■ **Excerpt from a dataset**
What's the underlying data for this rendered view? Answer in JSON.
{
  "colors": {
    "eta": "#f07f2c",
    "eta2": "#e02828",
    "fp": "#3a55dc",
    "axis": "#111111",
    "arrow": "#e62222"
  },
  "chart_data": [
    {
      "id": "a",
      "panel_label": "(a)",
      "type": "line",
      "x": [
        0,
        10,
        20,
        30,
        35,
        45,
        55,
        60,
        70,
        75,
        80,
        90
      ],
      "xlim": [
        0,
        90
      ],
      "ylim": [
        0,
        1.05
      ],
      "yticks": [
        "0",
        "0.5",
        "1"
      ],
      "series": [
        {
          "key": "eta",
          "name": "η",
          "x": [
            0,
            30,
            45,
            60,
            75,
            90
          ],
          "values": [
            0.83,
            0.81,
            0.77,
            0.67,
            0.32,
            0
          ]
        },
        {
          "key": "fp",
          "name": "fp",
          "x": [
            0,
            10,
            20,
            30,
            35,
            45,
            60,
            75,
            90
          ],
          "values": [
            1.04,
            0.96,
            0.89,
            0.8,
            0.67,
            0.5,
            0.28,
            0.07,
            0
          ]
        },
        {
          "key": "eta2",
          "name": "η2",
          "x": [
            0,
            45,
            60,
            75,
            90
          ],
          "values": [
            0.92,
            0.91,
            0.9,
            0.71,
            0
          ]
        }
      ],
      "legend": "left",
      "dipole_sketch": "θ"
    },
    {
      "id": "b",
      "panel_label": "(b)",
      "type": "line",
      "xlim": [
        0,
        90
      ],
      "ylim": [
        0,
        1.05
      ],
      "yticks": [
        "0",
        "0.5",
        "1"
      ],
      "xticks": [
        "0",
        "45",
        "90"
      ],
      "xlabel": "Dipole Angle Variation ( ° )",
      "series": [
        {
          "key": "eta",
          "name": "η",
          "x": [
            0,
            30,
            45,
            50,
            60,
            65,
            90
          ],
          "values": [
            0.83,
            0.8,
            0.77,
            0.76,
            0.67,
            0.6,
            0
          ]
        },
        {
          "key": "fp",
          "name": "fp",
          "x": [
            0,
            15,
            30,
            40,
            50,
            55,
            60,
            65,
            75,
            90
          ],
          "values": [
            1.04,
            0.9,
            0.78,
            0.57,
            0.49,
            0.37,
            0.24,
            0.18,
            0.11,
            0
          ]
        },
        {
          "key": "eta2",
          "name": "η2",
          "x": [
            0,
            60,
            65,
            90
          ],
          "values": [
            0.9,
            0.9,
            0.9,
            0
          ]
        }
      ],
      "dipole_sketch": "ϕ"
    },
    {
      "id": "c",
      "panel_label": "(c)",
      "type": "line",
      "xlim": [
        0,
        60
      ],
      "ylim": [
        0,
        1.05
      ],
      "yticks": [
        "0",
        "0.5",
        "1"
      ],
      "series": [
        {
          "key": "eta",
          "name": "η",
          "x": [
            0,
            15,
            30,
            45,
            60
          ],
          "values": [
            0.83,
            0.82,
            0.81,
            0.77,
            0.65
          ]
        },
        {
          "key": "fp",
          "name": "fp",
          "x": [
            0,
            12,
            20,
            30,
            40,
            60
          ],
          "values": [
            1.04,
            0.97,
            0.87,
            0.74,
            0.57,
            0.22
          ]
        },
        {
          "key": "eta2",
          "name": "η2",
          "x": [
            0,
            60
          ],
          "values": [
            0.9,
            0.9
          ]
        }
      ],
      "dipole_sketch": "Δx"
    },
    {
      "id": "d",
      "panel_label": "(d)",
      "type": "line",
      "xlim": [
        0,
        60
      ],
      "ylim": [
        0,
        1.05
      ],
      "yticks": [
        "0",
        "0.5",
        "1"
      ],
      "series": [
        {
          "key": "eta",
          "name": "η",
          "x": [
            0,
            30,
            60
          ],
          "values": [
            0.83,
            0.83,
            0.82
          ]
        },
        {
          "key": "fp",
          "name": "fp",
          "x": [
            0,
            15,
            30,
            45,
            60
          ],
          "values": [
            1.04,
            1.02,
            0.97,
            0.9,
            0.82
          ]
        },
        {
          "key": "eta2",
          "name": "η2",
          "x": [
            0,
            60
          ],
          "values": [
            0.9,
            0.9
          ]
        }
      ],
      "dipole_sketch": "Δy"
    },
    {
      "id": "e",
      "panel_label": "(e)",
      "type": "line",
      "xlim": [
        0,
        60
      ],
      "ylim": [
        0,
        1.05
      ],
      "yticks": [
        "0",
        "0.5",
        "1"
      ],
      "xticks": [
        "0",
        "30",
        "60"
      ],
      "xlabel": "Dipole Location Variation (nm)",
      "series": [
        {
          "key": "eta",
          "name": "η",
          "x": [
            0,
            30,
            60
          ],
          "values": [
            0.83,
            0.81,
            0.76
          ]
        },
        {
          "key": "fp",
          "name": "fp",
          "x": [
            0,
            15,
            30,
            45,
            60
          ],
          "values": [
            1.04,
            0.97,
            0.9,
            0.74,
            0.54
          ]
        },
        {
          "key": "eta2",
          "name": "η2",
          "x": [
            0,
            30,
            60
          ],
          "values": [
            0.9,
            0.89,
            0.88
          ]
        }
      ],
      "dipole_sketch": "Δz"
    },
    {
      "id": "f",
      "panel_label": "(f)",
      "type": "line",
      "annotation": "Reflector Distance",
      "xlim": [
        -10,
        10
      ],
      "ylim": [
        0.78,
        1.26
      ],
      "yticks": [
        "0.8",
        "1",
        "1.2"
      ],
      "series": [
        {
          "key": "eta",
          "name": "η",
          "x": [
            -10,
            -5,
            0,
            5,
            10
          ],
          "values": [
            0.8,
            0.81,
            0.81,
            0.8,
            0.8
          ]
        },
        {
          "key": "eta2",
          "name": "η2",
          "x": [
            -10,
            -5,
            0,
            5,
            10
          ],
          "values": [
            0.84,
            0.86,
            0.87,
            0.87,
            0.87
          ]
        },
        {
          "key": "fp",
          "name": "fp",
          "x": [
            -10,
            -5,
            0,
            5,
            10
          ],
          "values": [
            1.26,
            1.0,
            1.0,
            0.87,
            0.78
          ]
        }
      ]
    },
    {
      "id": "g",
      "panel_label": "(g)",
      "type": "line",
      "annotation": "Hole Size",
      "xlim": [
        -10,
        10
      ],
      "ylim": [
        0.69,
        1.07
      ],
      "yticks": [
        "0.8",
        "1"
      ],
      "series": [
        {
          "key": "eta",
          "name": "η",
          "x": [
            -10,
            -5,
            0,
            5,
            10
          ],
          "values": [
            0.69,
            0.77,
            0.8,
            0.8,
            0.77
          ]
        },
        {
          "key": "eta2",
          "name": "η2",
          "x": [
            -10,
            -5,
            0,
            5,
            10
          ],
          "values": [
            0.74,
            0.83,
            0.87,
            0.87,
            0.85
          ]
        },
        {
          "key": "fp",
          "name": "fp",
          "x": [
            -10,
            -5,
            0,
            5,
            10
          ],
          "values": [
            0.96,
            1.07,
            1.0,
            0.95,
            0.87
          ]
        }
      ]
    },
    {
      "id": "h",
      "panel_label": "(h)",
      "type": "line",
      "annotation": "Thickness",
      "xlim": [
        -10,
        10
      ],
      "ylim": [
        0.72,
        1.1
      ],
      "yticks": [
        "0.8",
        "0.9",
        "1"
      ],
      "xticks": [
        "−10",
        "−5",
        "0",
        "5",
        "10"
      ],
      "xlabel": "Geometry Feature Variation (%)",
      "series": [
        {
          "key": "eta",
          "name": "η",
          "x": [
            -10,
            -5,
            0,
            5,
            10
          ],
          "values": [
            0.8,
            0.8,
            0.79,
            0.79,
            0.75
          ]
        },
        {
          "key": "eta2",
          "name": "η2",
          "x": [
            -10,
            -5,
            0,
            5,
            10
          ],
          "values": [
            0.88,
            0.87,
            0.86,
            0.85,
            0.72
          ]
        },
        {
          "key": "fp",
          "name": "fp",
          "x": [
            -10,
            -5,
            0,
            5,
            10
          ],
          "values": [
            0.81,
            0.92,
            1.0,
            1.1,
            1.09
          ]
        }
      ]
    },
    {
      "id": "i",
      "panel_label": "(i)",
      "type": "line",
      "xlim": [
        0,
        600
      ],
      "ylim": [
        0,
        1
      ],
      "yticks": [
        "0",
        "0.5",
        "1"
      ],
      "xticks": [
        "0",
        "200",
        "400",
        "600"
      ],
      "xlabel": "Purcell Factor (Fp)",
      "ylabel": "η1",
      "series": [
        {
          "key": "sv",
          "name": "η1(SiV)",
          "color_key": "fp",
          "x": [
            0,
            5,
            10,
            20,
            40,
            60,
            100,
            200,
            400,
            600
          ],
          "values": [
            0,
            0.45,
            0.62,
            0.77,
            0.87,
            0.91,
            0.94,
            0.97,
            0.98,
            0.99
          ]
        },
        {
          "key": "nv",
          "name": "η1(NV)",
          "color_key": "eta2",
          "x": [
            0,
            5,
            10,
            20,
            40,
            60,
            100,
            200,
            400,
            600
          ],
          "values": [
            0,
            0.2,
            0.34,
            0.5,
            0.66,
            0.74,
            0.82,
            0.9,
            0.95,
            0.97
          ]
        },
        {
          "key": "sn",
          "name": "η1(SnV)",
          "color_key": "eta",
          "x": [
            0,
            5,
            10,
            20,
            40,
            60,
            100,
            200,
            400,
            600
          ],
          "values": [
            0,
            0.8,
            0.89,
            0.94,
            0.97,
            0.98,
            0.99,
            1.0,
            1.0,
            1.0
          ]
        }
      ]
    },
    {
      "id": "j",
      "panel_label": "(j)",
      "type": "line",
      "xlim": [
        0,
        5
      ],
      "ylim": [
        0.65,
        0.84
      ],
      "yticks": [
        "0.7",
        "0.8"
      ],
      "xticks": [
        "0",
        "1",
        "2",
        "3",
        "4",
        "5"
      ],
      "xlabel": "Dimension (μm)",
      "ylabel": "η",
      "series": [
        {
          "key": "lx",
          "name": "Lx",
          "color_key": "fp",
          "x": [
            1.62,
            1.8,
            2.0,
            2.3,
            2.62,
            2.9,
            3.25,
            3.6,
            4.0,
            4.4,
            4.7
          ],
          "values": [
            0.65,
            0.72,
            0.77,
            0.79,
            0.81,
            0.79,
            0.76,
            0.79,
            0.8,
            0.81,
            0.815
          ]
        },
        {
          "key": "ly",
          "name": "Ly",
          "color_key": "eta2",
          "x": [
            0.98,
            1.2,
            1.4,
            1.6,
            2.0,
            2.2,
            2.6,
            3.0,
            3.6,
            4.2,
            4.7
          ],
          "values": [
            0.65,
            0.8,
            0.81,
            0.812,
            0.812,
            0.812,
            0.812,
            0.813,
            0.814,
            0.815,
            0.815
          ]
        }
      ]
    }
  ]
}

■ **Aim of the task**
Among the records above, find each line holding the string "xlabel" and pull it out.

■ **Solution for this problem**
      "xlabel": "Dipole Angle Variation ( ° )",
      "xlabel": "Dipole Location Variation (nm)",
      "xlabel": "Geometry Feature Variation (%)",
      "xlabel": "Purcell Factor (Fp)",
      "xlabel": "Dimension (μm)",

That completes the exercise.